[Items from a dataset]
########################################

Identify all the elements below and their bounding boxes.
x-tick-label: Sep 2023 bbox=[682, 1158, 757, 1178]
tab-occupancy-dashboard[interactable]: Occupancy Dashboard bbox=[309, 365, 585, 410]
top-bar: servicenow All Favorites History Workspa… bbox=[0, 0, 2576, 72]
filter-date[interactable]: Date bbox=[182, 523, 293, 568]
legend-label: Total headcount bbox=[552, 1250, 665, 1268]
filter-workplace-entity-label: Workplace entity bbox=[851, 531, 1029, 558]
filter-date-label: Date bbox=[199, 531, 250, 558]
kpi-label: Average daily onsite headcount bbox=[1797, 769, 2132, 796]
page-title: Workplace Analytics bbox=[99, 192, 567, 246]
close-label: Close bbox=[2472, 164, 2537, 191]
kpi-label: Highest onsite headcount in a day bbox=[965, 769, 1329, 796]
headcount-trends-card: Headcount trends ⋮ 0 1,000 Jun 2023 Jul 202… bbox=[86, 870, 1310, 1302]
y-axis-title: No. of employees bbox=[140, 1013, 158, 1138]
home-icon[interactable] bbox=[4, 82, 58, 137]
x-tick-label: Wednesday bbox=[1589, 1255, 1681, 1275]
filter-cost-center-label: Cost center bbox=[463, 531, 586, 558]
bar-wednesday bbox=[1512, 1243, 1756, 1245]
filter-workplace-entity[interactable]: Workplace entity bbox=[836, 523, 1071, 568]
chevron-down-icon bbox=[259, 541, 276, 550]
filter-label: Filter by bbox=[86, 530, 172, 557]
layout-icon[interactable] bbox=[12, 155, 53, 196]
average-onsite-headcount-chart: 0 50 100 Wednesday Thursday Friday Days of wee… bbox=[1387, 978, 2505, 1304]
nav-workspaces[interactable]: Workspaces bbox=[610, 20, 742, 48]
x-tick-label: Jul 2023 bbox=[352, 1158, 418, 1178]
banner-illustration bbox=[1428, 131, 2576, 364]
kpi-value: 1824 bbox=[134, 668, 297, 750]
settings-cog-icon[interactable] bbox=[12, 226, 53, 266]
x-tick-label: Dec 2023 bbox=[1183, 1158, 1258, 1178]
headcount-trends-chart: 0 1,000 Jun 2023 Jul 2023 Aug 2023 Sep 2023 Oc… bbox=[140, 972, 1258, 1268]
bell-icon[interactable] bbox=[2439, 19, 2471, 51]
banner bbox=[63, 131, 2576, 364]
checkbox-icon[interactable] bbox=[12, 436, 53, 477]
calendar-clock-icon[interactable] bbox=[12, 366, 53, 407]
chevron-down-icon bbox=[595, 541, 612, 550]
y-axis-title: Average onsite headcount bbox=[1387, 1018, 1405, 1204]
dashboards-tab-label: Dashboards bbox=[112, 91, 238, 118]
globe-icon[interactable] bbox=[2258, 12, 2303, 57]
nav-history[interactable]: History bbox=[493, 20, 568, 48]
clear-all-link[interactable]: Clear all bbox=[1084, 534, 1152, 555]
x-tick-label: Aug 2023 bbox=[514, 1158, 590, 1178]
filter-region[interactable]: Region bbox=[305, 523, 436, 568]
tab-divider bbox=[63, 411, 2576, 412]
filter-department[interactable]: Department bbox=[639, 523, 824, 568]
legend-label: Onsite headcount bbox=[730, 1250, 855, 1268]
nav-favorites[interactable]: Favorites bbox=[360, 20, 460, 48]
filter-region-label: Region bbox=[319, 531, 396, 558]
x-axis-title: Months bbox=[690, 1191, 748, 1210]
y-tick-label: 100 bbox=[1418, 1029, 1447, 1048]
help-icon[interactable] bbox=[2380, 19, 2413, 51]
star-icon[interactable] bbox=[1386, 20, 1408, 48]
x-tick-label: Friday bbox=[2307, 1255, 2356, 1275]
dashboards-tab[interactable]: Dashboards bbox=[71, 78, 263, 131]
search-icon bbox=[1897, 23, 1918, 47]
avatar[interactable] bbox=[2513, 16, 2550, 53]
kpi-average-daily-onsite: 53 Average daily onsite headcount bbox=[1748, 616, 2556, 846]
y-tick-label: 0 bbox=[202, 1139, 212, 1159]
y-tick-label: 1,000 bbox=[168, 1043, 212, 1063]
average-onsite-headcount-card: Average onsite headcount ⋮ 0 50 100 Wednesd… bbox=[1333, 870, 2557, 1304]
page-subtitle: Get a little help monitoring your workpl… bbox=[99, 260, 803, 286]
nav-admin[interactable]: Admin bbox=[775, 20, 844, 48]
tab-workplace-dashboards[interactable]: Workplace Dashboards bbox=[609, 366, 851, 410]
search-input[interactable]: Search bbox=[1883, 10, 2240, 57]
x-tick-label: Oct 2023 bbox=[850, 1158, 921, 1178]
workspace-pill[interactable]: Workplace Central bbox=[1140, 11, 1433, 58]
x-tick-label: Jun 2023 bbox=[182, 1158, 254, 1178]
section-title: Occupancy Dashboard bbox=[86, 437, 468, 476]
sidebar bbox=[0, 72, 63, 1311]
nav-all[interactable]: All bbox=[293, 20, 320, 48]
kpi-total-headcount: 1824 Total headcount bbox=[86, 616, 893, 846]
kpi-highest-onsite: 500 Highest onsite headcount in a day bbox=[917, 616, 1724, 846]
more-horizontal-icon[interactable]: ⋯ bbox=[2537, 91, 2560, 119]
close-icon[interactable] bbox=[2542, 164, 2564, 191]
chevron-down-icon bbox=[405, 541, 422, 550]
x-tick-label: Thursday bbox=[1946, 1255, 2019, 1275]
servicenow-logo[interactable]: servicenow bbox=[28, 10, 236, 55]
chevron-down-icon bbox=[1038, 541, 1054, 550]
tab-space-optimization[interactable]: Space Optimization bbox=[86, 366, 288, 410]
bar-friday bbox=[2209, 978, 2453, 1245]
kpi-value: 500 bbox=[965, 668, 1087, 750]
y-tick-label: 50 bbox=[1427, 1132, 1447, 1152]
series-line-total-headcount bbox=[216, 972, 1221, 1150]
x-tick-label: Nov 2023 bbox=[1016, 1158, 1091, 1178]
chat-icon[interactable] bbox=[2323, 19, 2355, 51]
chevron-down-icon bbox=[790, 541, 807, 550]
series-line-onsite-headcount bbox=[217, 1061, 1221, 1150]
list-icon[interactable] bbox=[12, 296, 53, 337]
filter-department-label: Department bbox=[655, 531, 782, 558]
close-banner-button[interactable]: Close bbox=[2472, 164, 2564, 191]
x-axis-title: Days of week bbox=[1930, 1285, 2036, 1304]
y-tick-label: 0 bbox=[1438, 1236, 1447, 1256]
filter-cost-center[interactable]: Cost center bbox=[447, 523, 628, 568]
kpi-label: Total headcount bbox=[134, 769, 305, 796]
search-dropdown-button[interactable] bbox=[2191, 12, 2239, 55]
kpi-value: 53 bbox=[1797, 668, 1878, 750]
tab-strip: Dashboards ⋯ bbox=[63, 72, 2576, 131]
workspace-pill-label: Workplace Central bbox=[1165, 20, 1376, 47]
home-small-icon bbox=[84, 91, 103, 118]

########################################

• Prompt: Could you repeat the lines above word for word, beginning with the very first line and continuing through the line that contains "filter-date-label: Date bbox=[199, 531, 250, 558]"?

• Problem solution:
Identify all the elements below and their bounding boxes.
x-tick-label: Sep 2023 bbox=[682, 1158, 757, 1178]
tab-occupancy-dashboard[interactable]: Occupancy Dashboard bbox=[309, 365, 585, 410]
top-bar: servicenow All Favorites History Workspa… bbox=[0, 0, 2576, 72]
filter-date[interactable]: Date bbox=[182, 523, 293, 568]
legend-label: Total headcount bbox=[552, 1250, 665, 1268]
filter-workplace-entity-label: Workplace entity bbox=[851, 531, 1029, 558]
filter-date-label: Date bbox=[199, 531, 250, 558]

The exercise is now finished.